Pictures stay out of the copy. Transcribe exactly the lines from the line with "What does this" through the final line of the records.

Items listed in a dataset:
=-=-=-=-=

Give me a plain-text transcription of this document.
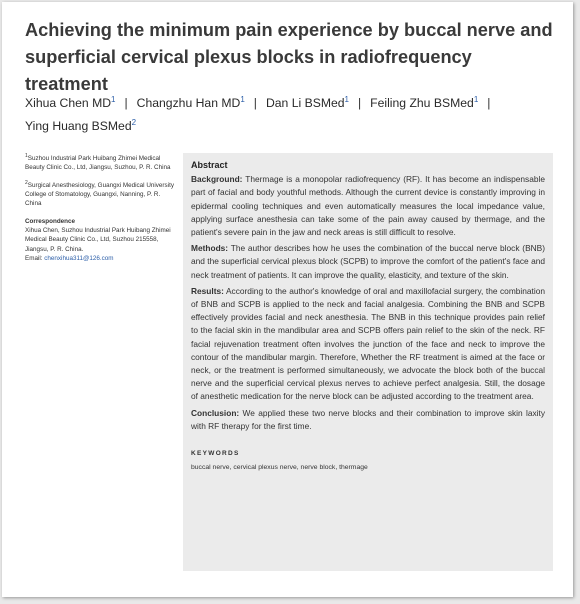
Achieving the minimum pain experience by buccal nerve and superficial cervical plexus blocks in radiofrequency treatment
Xihua Chen $MD^1$ | Changzhu Han $MD^1$ | Dan Li BSMed$^1$ | Feiling Zhu BSMed$^1$ |
Ying Huang BSMed$^2$
$^1$Suzhou Industrial Park Huibang Zhimei Medical Beauty Clinic Co., Ltd, Jiangsu, Suzhou, P. R. China
$^2$Surgical Anesthesiology, Guangxi Medical University College of Stomatology, Guangxi, Nanning, P. R. China
Correspondence
Xihua Chen, Suzhou Industrial Park Huibang Zhimei Medical Beauty Clinic Co., Ltd, Suzhou 215558, Jiangsu, P. R. China.
Email: chenxihua311@126.com
Abstract

Background: Thermage is a monopolar radiofrequency (RF). It has become an indispensable part of facial and body youthful methods. Although the current device is constantly improving in epidermal cooling techniques and even automatically measures the local impedance value, applying surface anesthesia can take some of the pain away caused by thermage, and the patient's severe pain in the jaw and neck areas is still difficult to resolve.

Methods: The author describes how he uses the combination of the buccal nerve block (BNB) and the superficial cervical plexus block (SCPB) to improve the comfort of the patient's face and neck treatment of patients. It can improve the quality, elasticity, and texture of the skin.

Results: According to the author's knowledge of oral and maxillofacial surgery, the combination of BNB and SCPB is applied to the neck and facial analgesia. Combining the BNB and SCPB effectively provides facial and neck anesthesia. The BNB in this technique provides pain relief to the facial skin in the mandibular area and SCPB offers pain relief to the skin of the neck. RF facial rejuvenation treatment often involves the junction of the face and neck to improve the contour of the mandibular margin. Therefore, Whether the RF treatment is aimed at the face or neck, or the treatment is performed simultaneously, we advocate the block both of the buccal nerve and the superficial cervical plexus nerves to achieve perfect analgesia. Still, the dosage of anesthetic medication for the nerve block can be adjusted according to the treatment area.

Conclusion: We applied these two nerve blocks and their combination to improve skin laxity with RF therapy for the first time.

KEYWORDS
buccal nerve, cervical plexus nerve, nerve block, thermage
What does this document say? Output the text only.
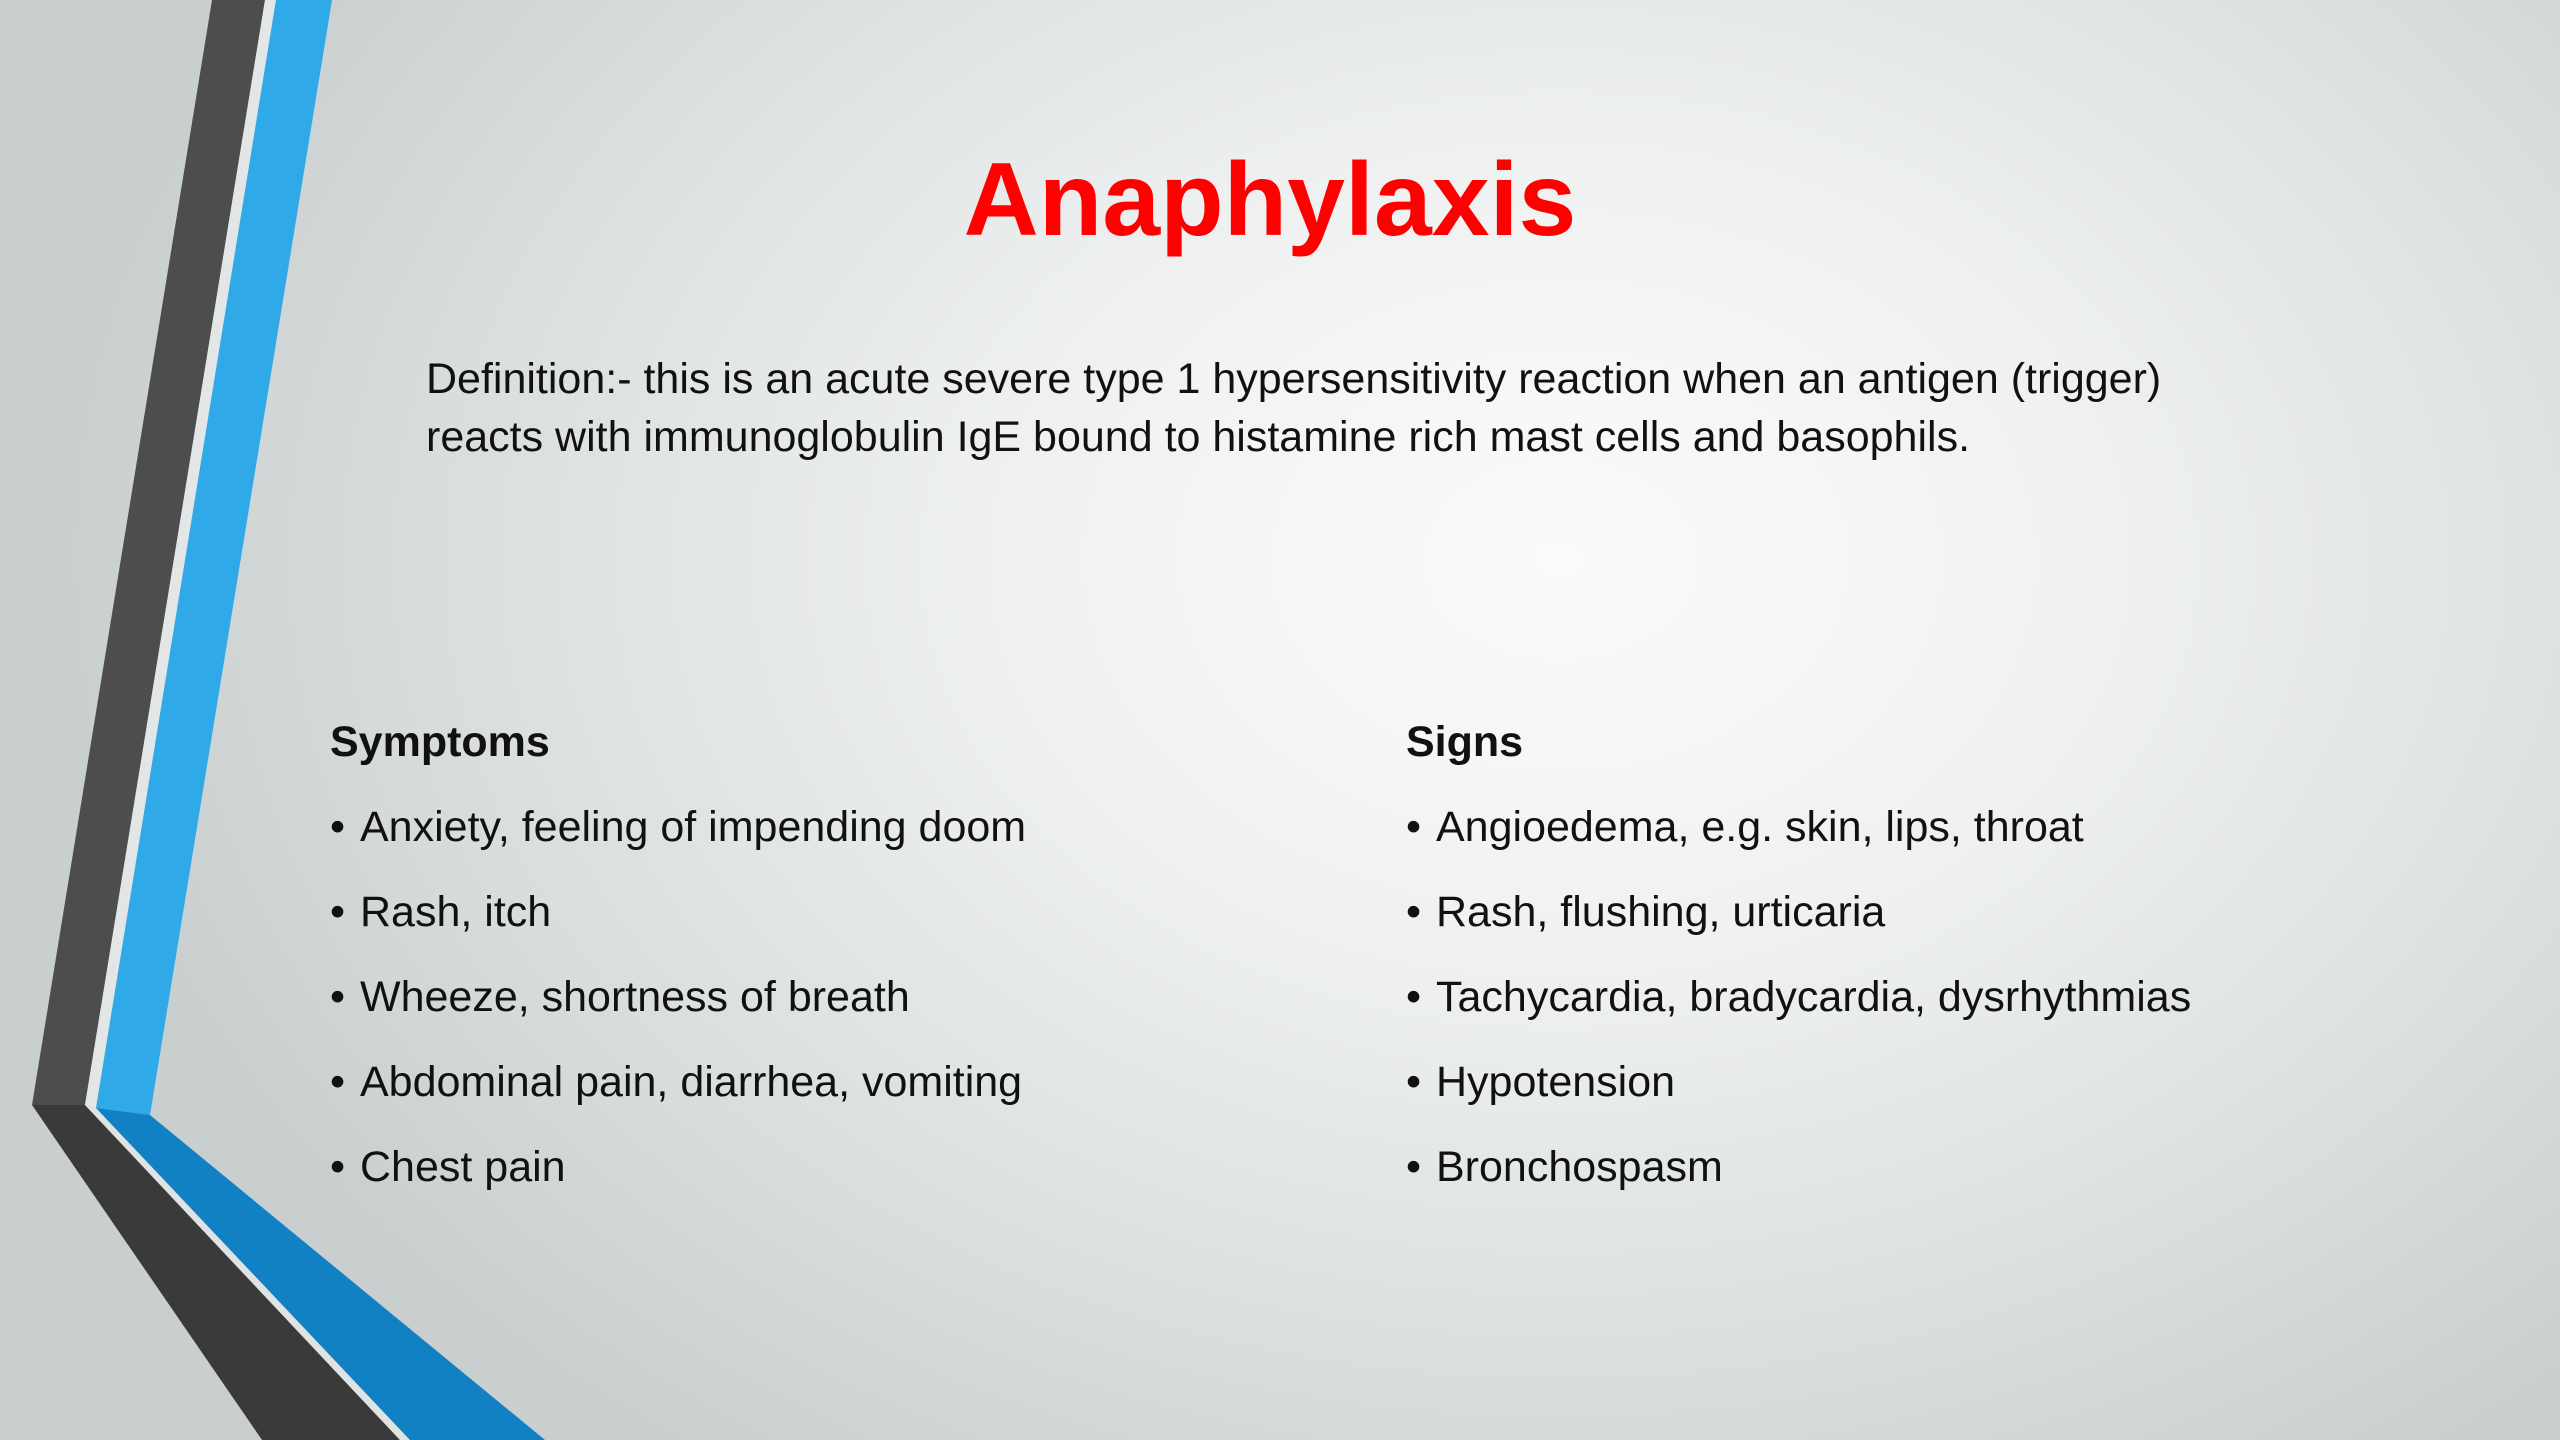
Anaphylaxis
Definition:- this is an acute severe type 1 hypersensitivity reaction when an antigen (trigger) reacts with immunoglobulin IgE bound to histamine rich mast cells and basophils.
Symptoms
• Anxiety, feeling of impending doom
• Rash, itch
• Wheeze, shortness of breath
• Abdominal pain, diarrhea, vomiting
• Chest pain
Signs
• Angioedema, e.g. skin, lips, throat
• Rash, flushing, urticaria
• Tachycardia, bradycardia, dysrhythmias
• Hypotension
• Bronchospasm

=-=-=-=-=

◆ REPLY:
What does this document say? Output the text only.
Anaphylaxis
Definition:- this is an acute severe type 1 hypersensitivity reaction when an antigen (trigger) reacts with immunoglobulin IgE bound to histamine rich mast cells and basophils.
Symptoms
• Anxiety, feeling of impending doom
• Rash, itch
• Wheeze, shortness of breath
• Abdominal pain, diarrhea, vomiting
• Chest pain
Signs
• Angioedema, e.g. skin, lips, throat
• Rash, flushing, urticaria
• Tachycardia, bradycardia, dysrhythmias
• Hypotension
• Bronchospasm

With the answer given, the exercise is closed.